Task to complete: Extract every line of the material that contains the string "section".

Data provided:
----------------------------------------
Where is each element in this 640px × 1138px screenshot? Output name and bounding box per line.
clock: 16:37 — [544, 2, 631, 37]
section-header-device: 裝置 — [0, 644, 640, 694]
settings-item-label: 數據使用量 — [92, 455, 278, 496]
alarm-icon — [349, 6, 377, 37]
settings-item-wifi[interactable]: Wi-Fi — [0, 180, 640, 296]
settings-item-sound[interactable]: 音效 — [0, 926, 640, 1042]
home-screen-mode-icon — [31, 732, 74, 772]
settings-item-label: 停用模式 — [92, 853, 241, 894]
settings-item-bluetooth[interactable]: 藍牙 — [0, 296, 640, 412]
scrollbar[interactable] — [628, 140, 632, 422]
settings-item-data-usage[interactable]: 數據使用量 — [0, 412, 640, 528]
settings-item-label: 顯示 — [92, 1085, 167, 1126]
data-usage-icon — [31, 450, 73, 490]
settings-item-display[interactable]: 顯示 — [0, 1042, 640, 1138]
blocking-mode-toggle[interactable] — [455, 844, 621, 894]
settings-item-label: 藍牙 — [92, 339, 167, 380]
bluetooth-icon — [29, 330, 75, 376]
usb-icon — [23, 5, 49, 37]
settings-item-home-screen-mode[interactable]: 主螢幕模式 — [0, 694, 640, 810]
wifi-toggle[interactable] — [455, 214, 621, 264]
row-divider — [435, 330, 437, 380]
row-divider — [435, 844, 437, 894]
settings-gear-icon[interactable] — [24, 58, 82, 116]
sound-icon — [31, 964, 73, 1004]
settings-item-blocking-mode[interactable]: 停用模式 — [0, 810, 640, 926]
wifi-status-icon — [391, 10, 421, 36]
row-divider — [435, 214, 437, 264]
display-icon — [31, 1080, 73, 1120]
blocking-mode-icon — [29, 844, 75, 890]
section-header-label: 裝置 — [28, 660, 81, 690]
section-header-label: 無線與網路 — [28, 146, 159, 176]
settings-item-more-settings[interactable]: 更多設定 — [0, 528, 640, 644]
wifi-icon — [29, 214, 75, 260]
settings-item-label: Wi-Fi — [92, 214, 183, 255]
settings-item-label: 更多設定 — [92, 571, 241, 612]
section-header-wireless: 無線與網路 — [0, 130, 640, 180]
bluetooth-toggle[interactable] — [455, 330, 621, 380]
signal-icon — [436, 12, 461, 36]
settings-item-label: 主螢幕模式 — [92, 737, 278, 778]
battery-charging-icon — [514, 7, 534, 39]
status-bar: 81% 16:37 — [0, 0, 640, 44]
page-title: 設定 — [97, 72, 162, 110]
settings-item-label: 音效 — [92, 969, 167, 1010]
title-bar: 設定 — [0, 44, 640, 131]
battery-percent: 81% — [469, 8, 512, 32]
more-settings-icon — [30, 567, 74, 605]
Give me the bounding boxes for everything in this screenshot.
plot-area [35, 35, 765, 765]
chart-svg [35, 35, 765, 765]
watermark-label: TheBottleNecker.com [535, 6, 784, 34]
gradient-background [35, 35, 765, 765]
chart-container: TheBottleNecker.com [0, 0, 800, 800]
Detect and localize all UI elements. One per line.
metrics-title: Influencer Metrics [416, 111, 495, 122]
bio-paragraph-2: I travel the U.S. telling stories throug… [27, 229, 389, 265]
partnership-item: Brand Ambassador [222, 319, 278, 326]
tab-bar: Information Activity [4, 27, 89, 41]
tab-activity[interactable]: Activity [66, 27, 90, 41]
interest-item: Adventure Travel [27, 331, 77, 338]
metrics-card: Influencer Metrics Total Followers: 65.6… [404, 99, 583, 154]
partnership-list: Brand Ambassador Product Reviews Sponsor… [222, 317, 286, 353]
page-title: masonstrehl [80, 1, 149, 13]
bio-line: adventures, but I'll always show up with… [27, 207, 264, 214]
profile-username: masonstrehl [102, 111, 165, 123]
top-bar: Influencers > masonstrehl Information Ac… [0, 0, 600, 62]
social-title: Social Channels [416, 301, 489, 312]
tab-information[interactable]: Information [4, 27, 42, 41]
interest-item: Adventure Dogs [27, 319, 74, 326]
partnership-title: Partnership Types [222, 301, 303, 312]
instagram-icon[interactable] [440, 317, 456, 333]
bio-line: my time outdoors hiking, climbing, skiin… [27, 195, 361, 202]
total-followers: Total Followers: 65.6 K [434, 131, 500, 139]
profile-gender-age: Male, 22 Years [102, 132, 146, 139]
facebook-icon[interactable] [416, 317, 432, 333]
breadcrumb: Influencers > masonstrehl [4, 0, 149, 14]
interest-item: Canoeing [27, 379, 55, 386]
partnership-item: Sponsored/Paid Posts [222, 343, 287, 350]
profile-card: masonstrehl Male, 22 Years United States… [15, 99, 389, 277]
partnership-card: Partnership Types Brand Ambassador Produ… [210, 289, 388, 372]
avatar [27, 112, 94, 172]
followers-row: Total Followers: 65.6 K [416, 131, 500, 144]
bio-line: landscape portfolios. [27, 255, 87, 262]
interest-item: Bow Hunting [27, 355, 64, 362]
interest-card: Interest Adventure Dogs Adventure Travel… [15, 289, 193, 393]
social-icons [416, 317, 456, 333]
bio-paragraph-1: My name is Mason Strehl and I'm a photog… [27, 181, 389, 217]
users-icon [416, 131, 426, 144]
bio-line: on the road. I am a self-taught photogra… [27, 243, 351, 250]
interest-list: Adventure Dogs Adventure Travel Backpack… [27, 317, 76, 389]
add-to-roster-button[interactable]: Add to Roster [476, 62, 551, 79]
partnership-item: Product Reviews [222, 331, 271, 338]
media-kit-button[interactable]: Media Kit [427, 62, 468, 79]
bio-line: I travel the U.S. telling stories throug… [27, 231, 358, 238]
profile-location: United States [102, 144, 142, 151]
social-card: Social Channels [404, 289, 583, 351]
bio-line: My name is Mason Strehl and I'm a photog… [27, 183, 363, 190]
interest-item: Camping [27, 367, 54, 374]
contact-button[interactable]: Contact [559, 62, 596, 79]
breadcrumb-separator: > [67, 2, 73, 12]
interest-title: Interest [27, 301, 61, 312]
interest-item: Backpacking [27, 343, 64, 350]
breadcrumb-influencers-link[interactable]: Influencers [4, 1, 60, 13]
----------------------------------------
Response below:
section-header-device: 裝置 — [0, 644, 640, 694]
section-header-label: 裝置 — [28, 660, 81, 690]
section-header-label: 無線與網路 — [28, 146, 159, 176]
section-header-wireless: 無線與網路 — [0, 130, 640, 180]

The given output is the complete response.